Request ▸
Output all the material that follows, exactly as given.

--- Start ---

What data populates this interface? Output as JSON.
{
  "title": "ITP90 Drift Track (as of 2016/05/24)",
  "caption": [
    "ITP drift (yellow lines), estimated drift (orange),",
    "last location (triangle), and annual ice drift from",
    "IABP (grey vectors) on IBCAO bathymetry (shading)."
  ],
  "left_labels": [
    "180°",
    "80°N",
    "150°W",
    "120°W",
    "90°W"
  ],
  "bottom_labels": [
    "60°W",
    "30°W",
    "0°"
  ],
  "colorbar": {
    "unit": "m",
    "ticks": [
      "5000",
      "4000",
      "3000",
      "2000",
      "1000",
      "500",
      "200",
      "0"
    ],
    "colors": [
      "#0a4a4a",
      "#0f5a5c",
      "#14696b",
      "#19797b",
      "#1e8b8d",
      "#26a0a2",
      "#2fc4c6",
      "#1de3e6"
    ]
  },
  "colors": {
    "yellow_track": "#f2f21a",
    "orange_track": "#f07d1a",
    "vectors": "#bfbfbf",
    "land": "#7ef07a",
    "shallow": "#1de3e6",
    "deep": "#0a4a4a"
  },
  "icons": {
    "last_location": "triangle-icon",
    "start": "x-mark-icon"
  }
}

--- End ---

The result ▸
What data populates this interface? Output as JSON.
{
  "title": "ITP90 Drift Track (as of 2016/05/24)",
  "caption": [
    "ITP drift (yellow lines), estimated drift (orange),",
    "last location (triangle), and annual ice drift from",
    "IABP (grey vectors) on IBCAO bathymetry (shading)."
  ],
  "left_labels": [
    "180°",
    "80°N",
    "150°W",
    "120°W",
    "90°W"
  ],
  "bottom_labels": [
    "60°W",
    "30°W",
    "0°"
  ],
  "colorbar": {
    "unit": "m",
    "ticks": [
      "5000",
      "4000",
      "3000",
      "2000",
      "1000",
      "500",
      "200",
      "0"
    ],
    "colors": [
      "#0a4a4a",
      "#0f5a5c",
      "#14696b",
      "#19797b",
      "#1e8b8d",
      "#26a0a2",
      "#2fc4c6",
      "#1de3e6"
    ]
  },
  "colors": {
    "yellow_track": "#f2f21a",
    "orange_track": "#f07d1a",
    "vectors": "#bfbfbf",
    "land": "#7ef07a",
    "shallow": "#1de3e6",
    "deep": "#0a4a4a"
  },
  "icons": {
    "last_location": "triangle-icon",
    "start": "x-mark-icon"
  }
}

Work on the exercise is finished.